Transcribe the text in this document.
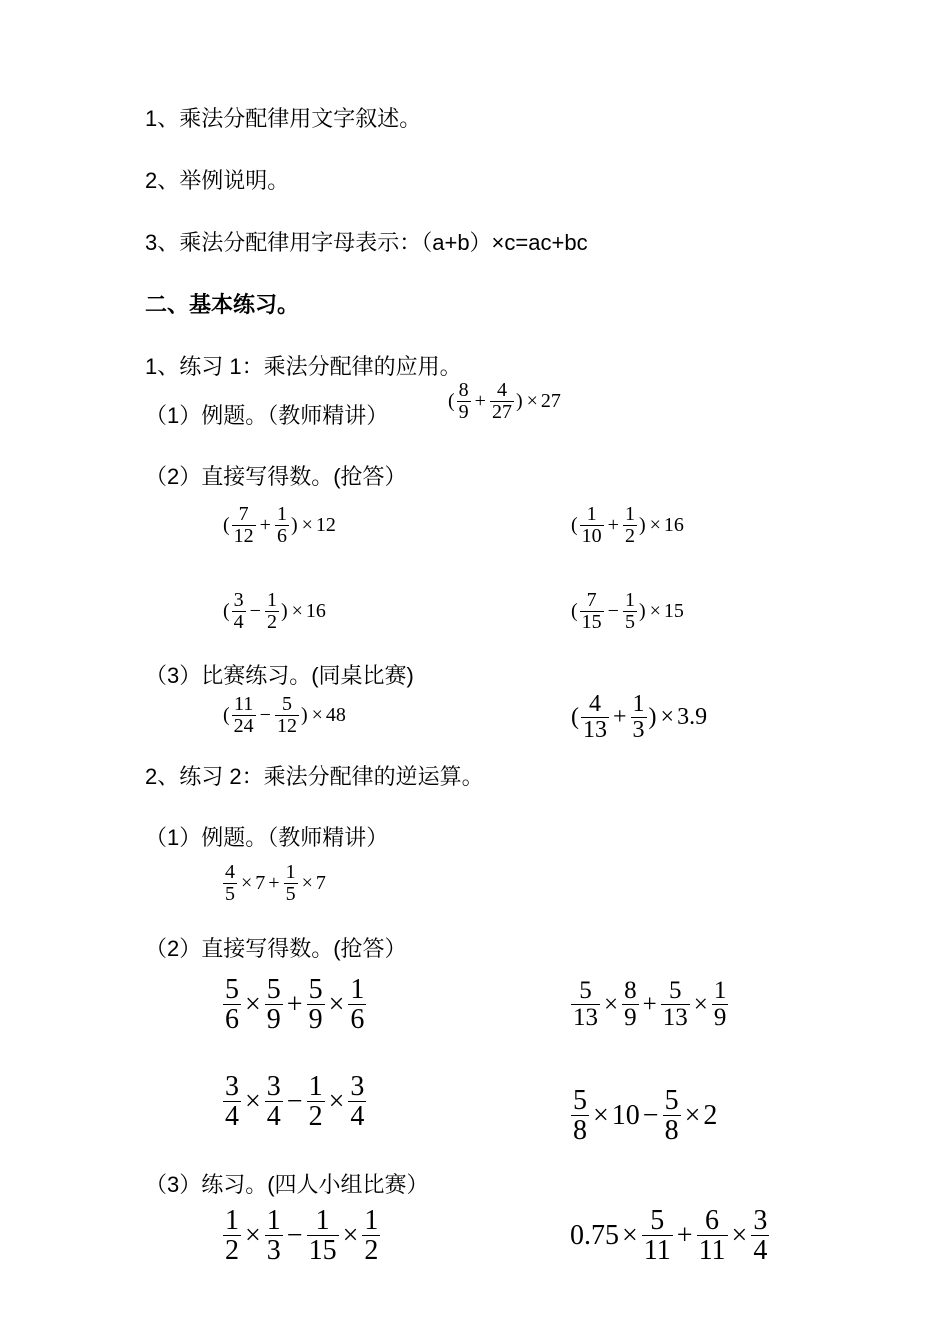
1、乘法分配律用文字叙述。
2、举例说明。
3、乘法分配律用字母表示：（a+b）×c=ac+bc
二、基本练习。
1、练习 1：乘法分配律的应用。
（1）例题。（教师精讲）
( $\frac{8}{9} + \frac{4}{27}$ ) × 27
（2）直接写得数。(抢答）
( $\frac{7}{12} + \frac{1}{6}$ ) × 12	( $\frac{1}{10} + \frac{1}{2}$ ) × 16
( $\frac{3}{4} - \frac{1}{2}$ ) × 16	( $\frac{7}{15} - \frac{1}{5}$ ) × 15
（3）比赛练习。(同桌比赛)
( $\frac{11}{24} - \frac{5}{12}$ ) × 48	( $\frac{4}{13} + \frac{1}{3}$ ) × 3.9
2、练习 2：乘法分配律的逆运算。
（1）例题。（教师精讲）
$\frac{4}{5} \times 7 + \frac{1}{5} \times 7$
（2）直接写得数。(抢答）
$\frac{5}{6} \times \frac{5}{9} + \frac{5}{9} \times \frac{1}{6}$	$\frac{5}{13} \times \frac{8}{9} + \frac{5}{13} \times \frac{1}{9}$
$\frac{3}{4} \times \frac{3}{4} - \frac{1}{2} \times \frac{3}{4}$	$\frac{5}{8} \times 10 - \frac{5}{8} \times 2$
（3）练习。(四人小组比赛）
$\frac{1}{2} \times \frac{1}{3} - \frac{1}{15} \times \frac{1}{2}$	$0.75 \times \frac{5}{11} + \frac{6}{11} \times \frac{3}{4}$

Instructions for the task ▸ Where a line in the material contains "times", copy that line.

Task solution ▸
$\frac{4}{5} \times 7 + \frac{1}{5} \times 7$
$\frac{5}{6} \times \frac{5}{9} + \frac{5}{9} \times \frac{1}{6}$	$\frac{5}{13} \times \frac{8}{9} + \frac{5}{13} \times \frac{1}{9}$
$\frac{3}{4} \times \frac{3}{4} - \frac{1}{2} \times \frac{3}{4}$	$\frac{5}{8} \times 10 - \frac{5}{8} \times 2$
$\frac{1}{2} \times \frac{1}{3} - \frac{1}{15} \times \frac{1}{2}$	$0.75 \times \frac{5}{11} + \frac{6}{11} \times \frac{3}{4}$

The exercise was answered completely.